Problem details:
List each line in which the string "JSON" appears.

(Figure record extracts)
((

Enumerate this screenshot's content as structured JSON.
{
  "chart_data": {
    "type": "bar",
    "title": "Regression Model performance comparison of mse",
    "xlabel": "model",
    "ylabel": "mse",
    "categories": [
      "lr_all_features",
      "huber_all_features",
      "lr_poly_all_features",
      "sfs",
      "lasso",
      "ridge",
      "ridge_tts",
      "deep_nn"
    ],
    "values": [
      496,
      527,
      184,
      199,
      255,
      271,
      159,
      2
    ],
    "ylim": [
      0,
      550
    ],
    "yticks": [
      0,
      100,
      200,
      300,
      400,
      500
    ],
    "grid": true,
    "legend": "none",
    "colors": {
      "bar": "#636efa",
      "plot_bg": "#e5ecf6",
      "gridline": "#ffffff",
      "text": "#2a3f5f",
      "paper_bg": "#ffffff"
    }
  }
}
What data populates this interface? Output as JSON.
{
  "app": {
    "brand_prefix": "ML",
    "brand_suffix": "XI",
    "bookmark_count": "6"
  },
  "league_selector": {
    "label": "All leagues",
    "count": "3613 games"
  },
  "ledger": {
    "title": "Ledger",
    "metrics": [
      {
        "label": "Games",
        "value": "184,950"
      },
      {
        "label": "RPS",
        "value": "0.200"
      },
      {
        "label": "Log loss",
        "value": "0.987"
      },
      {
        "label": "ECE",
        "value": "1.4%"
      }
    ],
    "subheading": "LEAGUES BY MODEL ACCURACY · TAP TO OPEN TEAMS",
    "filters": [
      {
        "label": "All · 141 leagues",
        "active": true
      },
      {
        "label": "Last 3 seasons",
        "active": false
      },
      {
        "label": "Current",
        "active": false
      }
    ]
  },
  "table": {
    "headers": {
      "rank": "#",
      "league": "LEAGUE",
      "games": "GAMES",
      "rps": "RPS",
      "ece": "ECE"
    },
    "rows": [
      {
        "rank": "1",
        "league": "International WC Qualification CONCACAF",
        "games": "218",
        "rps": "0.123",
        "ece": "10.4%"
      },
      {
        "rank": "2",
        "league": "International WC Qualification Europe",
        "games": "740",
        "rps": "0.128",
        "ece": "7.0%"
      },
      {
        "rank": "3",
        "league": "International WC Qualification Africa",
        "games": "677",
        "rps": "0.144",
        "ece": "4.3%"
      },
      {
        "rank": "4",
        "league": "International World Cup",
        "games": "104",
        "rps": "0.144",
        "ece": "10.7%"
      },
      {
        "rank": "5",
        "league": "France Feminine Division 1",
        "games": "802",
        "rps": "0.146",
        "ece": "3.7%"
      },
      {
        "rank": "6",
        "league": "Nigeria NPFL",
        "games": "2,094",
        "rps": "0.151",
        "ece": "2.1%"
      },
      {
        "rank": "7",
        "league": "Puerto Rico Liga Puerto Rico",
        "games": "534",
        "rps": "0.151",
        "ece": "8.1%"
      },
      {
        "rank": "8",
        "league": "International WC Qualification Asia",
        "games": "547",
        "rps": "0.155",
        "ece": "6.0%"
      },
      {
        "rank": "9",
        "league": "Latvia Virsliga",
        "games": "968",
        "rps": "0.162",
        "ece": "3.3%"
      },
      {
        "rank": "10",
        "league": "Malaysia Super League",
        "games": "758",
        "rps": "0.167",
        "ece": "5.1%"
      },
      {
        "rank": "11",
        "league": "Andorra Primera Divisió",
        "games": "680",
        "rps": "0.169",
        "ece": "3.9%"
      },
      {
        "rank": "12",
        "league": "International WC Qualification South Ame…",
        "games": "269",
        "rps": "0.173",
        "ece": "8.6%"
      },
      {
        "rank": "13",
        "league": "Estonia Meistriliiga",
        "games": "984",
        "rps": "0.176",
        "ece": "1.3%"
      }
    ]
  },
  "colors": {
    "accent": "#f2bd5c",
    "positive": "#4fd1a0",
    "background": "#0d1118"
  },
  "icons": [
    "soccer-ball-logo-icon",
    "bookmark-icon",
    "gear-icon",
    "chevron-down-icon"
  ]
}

))

Exercise response:
Enumerate this screenshot's content as structured JSON.
What data populates this interface? Output as JSON.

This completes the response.